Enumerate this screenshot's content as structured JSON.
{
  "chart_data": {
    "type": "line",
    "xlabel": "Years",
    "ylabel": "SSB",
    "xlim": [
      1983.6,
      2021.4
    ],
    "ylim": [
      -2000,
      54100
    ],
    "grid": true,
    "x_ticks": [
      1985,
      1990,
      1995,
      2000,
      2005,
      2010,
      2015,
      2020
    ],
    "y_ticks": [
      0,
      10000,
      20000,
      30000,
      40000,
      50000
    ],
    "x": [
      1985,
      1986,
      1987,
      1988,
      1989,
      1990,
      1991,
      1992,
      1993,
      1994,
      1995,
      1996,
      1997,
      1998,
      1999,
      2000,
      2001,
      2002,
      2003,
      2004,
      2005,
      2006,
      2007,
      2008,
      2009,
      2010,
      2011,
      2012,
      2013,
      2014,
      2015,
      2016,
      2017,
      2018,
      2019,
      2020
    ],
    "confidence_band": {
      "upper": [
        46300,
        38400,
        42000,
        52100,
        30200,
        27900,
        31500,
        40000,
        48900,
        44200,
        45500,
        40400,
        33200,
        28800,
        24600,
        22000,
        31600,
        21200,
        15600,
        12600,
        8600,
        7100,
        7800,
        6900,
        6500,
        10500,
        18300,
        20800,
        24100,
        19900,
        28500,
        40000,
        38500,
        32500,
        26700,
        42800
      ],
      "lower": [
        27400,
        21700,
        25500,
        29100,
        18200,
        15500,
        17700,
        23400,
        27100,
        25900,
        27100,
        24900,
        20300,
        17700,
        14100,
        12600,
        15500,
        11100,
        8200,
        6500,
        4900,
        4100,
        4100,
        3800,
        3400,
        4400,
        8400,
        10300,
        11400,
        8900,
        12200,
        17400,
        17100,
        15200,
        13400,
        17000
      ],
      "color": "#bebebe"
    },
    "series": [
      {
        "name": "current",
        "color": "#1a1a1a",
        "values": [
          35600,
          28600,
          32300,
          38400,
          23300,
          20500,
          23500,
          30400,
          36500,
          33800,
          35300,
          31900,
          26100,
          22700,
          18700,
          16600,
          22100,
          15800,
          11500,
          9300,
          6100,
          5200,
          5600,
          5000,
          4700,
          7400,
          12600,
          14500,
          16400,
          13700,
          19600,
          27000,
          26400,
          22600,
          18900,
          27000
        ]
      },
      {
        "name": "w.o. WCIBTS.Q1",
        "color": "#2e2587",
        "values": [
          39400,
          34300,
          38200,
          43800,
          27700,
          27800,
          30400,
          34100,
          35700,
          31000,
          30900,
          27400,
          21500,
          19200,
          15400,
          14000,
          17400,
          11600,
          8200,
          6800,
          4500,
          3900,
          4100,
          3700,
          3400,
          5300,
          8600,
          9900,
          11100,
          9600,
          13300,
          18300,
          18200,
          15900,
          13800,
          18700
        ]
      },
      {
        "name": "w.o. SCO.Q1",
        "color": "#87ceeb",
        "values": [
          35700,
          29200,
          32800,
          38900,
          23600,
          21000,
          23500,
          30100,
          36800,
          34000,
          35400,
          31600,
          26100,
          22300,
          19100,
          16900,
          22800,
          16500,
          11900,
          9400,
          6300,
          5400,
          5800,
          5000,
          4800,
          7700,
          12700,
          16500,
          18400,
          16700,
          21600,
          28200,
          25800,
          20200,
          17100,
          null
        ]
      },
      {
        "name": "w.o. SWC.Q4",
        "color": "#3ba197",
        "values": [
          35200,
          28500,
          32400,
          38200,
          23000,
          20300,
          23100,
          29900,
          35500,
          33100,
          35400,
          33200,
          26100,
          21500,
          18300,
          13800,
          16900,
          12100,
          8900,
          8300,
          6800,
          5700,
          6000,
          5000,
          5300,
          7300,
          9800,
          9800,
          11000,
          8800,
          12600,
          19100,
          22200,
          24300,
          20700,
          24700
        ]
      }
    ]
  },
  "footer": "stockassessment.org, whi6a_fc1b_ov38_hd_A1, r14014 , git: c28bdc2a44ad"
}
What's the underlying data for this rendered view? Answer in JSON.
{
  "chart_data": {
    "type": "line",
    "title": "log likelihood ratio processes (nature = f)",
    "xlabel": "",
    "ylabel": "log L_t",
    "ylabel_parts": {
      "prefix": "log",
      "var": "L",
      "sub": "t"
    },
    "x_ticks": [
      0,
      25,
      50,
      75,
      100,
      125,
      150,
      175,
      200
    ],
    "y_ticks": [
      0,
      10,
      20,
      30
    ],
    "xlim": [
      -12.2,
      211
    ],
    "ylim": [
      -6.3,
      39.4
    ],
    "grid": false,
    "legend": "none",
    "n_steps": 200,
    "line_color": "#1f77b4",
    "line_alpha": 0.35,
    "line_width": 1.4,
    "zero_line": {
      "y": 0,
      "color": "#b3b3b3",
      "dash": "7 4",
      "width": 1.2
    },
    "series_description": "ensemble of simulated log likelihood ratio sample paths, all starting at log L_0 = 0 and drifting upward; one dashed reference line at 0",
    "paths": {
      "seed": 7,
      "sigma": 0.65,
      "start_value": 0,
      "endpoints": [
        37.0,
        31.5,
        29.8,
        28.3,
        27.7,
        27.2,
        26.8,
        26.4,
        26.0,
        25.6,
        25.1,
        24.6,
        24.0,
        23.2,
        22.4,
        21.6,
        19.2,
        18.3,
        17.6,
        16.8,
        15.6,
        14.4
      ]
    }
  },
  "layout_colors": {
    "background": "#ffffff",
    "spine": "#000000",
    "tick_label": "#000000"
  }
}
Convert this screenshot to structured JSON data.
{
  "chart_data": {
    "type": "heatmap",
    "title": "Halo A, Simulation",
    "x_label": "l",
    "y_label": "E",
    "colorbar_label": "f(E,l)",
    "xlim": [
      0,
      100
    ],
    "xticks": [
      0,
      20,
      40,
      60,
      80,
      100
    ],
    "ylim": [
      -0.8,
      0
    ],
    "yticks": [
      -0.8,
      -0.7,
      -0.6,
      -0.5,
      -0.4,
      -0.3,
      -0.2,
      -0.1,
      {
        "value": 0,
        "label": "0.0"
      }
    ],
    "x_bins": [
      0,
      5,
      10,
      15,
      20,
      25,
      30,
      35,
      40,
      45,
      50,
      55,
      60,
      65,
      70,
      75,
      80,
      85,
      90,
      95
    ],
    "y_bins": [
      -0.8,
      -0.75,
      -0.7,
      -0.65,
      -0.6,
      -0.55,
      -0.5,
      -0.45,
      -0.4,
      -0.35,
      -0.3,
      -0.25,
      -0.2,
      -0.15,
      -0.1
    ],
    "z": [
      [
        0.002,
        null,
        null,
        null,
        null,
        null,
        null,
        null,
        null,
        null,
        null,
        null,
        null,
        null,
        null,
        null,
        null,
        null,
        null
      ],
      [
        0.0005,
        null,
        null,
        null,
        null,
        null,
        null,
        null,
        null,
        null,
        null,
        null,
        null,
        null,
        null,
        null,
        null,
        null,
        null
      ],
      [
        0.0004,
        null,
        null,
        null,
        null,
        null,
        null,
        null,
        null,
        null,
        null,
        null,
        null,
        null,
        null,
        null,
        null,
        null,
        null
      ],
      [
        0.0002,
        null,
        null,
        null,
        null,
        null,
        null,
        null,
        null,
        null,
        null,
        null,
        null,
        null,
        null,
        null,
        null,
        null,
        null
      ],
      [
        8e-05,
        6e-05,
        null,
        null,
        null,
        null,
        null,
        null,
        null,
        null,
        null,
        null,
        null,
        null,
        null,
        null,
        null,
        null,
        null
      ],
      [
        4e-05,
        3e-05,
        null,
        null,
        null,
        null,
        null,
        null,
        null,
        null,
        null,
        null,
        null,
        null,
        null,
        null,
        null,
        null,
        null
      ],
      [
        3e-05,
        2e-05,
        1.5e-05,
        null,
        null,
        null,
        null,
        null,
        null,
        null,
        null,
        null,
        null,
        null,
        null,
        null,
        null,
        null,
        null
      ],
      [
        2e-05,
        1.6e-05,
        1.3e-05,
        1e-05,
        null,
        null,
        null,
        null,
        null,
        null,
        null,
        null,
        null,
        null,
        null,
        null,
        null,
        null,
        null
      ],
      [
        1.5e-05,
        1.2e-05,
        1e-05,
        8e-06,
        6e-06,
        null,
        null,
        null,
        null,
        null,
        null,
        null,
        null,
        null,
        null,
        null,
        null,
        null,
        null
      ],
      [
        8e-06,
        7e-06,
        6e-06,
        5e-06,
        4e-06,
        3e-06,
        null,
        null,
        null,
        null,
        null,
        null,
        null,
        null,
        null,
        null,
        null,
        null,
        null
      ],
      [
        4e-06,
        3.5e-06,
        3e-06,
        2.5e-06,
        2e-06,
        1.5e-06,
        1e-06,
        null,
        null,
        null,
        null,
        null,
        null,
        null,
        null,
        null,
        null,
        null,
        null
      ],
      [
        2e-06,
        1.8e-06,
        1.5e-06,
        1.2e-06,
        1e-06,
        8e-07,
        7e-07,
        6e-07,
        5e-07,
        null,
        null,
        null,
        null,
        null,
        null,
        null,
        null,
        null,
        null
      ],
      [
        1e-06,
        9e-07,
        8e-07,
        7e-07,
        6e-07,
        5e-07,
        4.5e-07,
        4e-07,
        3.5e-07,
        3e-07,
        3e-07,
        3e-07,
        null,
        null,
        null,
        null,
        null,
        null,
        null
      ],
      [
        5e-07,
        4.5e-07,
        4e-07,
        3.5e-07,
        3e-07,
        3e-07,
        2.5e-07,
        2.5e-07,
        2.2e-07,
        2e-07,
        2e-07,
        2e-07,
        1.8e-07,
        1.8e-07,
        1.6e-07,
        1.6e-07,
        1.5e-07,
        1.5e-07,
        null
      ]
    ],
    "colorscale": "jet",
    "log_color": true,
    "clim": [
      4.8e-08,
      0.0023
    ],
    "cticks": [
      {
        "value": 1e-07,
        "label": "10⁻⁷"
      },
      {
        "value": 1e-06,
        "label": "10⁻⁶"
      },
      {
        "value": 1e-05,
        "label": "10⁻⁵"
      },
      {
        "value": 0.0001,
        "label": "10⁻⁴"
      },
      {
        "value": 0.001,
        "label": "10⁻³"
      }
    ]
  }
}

§ Problem statement:
Search the data above for the word "JSON", then gather each line in which it appears.

§ Result:
Enumerate this screenshot's content as structured JSON.
What's the underlying data for this rendered view? Answer in JSON.
Convert this screenshot to structured JSON data.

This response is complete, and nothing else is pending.